— begin Dataset —

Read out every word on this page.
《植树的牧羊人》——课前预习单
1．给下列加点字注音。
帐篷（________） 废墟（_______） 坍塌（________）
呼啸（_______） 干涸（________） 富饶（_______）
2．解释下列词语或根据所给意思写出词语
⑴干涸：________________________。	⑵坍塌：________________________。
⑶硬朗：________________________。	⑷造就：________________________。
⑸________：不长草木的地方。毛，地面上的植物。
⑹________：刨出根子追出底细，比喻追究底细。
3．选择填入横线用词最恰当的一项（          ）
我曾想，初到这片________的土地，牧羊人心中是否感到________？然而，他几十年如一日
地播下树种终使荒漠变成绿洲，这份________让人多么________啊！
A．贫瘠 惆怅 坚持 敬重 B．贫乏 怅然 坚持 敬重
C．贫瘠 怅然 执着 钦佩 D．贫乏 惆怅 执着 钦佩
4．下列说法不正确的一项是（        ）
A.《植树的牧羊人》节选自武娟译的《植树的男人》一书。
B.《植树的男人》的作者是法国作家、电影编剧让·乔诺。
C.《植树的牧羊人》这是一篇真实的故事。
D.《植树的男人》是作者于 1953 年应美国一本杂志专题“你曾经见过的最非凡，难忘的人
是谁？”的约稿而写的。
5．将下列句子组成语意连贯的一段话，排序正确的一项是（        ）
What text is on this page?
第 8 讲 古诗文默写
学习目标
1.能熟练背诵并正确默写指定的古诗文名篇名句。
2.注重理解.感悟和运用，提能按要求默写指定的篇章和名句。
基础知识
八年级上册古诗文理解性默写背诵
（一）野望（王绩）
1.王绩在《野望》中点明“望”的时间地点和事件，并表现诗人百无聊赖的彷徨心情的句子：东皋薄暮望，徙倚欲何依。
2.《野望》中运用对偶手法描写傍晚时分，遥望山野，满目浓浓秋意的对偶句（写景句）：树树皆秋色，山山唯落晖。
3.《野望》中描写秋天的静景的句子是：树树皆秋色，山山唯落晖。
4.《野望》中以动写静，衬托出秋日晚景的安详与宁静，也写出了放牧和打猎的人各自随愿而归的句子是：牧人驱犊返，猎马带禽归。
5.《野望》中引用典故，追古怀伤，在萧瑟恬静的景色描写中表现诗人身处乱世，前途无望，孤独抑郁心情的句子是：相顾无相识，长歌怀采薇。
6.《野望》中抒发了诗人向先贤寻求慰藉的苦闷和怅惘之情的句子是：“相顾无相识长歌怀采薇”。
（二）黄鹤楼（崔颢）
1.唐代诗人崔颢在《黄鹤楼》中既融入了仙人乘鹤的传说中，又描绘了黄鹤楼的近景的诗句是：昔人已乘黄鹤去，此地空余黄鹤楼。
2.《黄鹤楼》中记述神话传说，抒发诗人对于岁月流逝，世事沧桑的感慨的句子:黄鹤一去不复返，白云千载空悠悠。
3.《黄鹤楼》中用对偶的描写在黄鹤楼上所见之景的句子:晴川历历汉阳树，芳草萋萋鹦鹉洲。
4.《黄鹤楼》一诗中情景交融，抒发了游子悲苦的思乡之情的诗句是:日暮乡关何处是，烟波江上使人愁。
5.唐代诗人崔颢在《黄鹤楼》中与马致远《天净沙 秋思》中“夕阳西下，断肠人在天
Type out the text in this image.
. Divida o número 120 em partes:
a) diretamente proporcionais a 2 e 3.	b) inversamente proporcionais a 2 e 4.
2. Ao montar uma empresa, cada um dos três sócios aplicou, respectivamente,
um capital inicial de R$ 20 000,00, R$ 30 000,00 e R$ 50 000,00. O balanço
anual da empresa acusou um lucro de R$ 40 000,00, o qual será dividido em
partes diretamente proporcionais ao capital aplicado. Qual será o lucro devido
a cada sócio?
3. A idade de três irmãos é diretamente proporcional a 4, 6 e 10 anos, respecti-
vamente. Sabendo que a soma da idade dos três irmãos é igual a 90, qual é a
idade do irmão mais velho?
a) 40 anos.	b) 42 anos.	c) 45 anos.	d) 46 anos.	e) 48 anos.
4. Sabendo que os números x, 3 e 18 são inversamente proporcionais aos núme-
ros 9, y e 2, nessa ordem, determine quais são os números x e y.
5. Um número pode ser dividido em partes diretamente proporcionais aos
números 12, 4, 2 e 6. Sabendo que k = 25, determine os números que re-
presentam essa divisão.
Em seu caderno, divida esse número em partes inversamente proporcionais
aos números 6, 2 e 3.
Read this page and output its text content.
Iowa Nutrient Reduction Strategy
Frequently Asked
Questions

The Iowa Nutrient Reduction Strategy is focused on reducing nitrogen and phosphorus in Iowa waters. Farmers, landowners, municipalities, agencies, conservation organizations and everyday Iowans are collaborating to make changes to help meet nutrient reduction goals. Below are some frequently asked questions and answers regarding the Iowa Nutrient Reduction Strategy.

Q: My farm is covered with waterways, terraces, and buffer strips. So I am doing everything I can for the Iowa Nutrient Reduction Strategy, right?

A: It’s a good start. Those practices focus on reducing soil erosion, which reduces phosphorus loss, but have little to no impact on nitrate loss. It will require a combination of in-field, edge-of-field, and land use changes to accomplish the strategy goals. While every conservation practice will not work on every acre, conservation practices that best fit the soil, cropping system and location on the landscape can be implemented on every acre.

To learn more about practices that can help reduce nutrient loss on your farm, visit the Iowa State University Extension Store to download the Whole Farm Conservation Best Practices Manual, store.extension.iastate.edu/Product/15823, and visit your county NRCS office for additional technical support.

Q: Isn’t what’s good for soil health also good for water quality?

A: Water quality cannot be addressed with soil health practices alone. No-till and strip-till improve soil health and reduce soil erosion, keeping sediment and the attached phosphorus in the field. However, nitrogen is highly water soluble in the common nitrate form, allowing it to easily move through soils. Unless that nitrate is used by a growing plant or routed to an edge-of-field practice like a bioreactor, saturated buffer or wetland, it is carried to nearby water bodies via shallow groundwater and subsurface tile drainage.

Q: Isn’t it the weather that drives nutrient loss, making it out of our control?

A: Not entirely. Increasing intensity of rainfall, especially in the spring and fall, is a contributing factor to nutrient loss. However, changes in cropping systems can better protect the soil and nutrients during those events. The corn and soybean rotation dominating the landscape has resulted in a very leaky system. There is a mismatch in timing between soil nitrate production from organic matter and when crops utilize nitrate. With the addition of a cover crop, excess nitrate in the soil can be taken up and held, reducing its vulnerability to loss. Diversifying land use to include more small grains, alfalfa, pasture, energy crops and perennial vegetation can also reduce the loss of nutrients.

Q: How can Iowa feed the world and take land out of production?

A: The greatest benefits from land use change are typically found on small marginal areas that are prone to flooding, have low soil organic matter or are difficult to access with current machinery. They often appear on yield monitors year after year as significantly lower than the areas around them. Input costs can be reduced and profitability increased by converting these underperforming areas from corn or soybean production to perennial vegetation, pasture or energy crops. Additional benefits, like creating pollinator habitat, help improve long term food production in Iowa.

— end Dataset —

* [Instructions to follow]
Reproduce the material above without altering a single character.

* [Correct result]
Read out every word on this page.
《植树的牧羊人》——课前预习单
1．给下列加点字注音。
帐篷（________） 废墟（_______） 坍塌（________）
呼啸（_______） 干涸（________） 富饶（_______）
2．解释下列词语或根据所给意思写出词语
⑴干涸：________________________。	⑵坍塌：________________________。
⑶硬朗：________________________。	⑷造就：________________________。
⑸________：不长草木的地方。毛，地面上的植物。
⑹________：刨出根子追出底细，比喻追究底细。
3．选择填入横线用词最恰当的一项（          ）
我曾想，初到这片________的土地，牧羊人心中是否感到________？然而，他几十年如一日
地播下树种终使荒漠变成绿洲，这份________让人多么________啊！
A．贫瘠 惆怅 坚持 敬重 B．贫乏 怅然 坚持 敬重
C．贫瘠 怅然 执着 钦佩 D．贫乏 惆怅 执着 钦佩
4．下列说法不正确的一项是（        ）
A.《植树的牧羊人》节选自武娟译的《植树的男人》一书。
B.《植树的男人》的作者是法国作家、电影编剧让·乔诺。
C.《植树的牧羊人》这是一篇真实的故事。
D.《植树的男人》是作者于 1953 年应美国一本杂志专题“你曾经见过的最非凡，难忘的人
是谁？”的约稿而写的。
5．将下列句子组成语意连贯的一段话，排序正确的一项是（        ）
What text is on this page?
第 8 讲 古诗文默写
学习目标
1.能熟练背诵并正确默写指定的古诗文名篇名句。
2.注重理解.感悟和运用，提能按要求默写指定的篇章和名句。
基础知识
八年级上册古诗文理解性默写背诵
（一）野望（王绩）
1.王绩在《野望》中点明“望”的时间地点和事件，并表现诗人百无聊赖的彷徨心情的句子：东皋薄暮望，徙倚欲何依。
2.《野望》中运用对偶手法描写傍晚时分，遥望山野，满目浓浓秋意的对偶句（写景句）：树树皆秋色，山山唯落晖。
3.《野望》中描写秋天的静景的句子是：树树皆秋色，山山唯落晖。
4.《野望》中以动写静，衬托出秋日晚景的安详与宁静，也写出了放牧和打猎的人各自随愿而归的句子是：牧人驱犊返，猎马带禽归。
5.《野望》中引用典故，追古怀伤，在萧瑟恬静的景色描写中表现诗人身处乱世，前途无望，孤独抑郁心情的句子是：相顾无相识，长歌怀采薇。
6.《野望》中抒发了诗人向先贤寻求慰藉的苦闷和怅惘之情的句子是：“相顾无相识长歌怀采薇”。
（二）黄鹤楼（崔颢）
1.唐代诗人崔颢在《黄鹤楼》中既融入了仙人乘鹤的传说中，又描绘了黄鹤楼的近景的诗句是：昔人已乘黄鹤去，此地空余黄鹤楼。
2.《黄鹤楼》中记述神话传说，抒发诗人对于岁月流逝，世事沧桑的感慨的句子:黄鹤一去不复返，白云千载空悠悠。
3.《黄鹤楼》中用对偶的描写在黄鹤楼上所见之景的句子:晴川历历汉阳树，芳草萋萋鹦鹉洲。
4.《黄鹤楼》一诗中情景交融，抒发了游子悲苦的思乡之情的诗句是:日暮乡关何处是，烟波江上使人愁。
5.唐代诗人崔颢在《黄鹤楼》中与马致远《天净沙 秋思》中“夕阳西下，断肠人在天
Type out the text in this image.
. Divida o número 120 em partes:
a) diretamente proporcionais a 2 e 3.	b) inversamente proporcionais a 2 e 4.
2. Ao montar uma empresa, cada um dos três sócios aplicou, respectivamente,
um capital inicial de R$ 20 000,00, R$ 30 000,00 e R$ 50 000,00. O balanço
anual da empresa acusou um lucro de R$ 40 000,00, o qual será dividido em
partes diretamente proporcionais ao capital aplicado. Qual será o lucro devido
a cada sócio?
3. A idade de três irmãos é diretamente proporcional a 4, 6 e 10 anos, respecti-
vamente. Sabendo que a soma da idade dos três irmãos é igual a 90, qual é a
idade do irmão mais velho?
a) 40 anos.	b) 42 anos.	c) 45 anos.	d) 46 anos.	e) 48 anos.
4. Sabendo que os números x, 3 e 18 são inversamente proporcionais aos núme-
ros 9, y e 2, nessa ordem, determine quais são os números x e y.
5. Um número pode ser dividido em partes diretamente proporcionais aos
números 12, 4, 2 e 6. Sabendo que k = 25, determine os números que re-
presentam essa divisão.
Em seu caderno, divida esse número em partes inversamente proporcionais
aos números 6, 2 e 3.
Read this page and output its text content.
Iowa Nutrient Reduction Strategy
Frequently Asked
Questions

The Iowa Nutrient Reduction Strategy is focused on reducing nitrogen and phosphorus in Iowa waters. Farmers, landowners, municipalities, agencies, conservation organizations and everyday Iowans are collaborating to make changes to help meet nutrient reduction goals. Below are some frequently asked questions and answers regarding the Iowa Nutrient Reduction Strategy.

Q: My farm is covered with waterways, terraces, and buffer strips. So I am doing everything I can for the Iowa Nutrient Reduction Strategy, right?

A: It’s a good start. Those practices focus on reducing soil erosion, which reduces phosphorus loss, but have little to no impact on nitrate loss. It will require a combination of in-field, edge-of-field, and land use changes to accomplish the strategy goals. While every conservation practice will not work on every acre, conservation practices that best fit the soil, cropping system and location on the landscape can be implemented on every acre.

To learn more about practices that can help reduce nutrient loss on your farm, visit the Iowa State University Extension Store to download the Whole Farm Conservation Best Practices Manual, store.extension.iastate.edu/Product/15823, and visit your county NRCS office for additional technical support.

Q: Isn’t what’s good for soil health also good for water quality?

A: Water quality cannot be addressed with soil health practices alone. No-till and strip-till improve soil health and reduce soil erosion, keeping sediment and the attached phosphorus in the field. However, nitrogen is highly water soluble in the common nitrate form, allowing it to easily move through soils. Unless that nitrate is used by a growing plant or routed to an edge-of-field practice like a bioreactor, saturated buffer or wetland, it is carried to nearby water bodies via shallow groundwater and subsurface tile drainage.

Q: Isn’t it the weather that drives nutrient loss, making it out of our control?

A: Not entirely. Increasing intensity of rainfall, especially in the spring and fall, is a contributing factor to nutrient loss. However, changes in cropping systems can better protect the soil and nutrients during those events. The corn and soybean rotation dominating the landscape has resulted in a very leaky system. There is a mismatch in timing between soil nitrate production from organic matter and when crops utilize nitrate. With the addition of a cover crop, excess nitrate in the soil can be taken up and held, reducing its vulnerability to loss. Diversifying land use to include more small grains, alfalfa, pasture, energy crops and perennial vegetation can also reduce the loss of nutrients.

Q: How can Iowa feed the world and take land out of production?

A: The greatest benefits from land use change are typically found on small marginal areas that are prone to flooding, have low soil organic matter or are difficult to access with current machinery. They often appear on yield monitors year after year as significantly lower than the areas around them. Input costs can be reduced and profitability increased by converting these underperforming areas from corn or soybean production to perennial vegetation, pasture or energy crops. Additional benefits, like creating pollinator habitat, help improve long term food production in Iowa.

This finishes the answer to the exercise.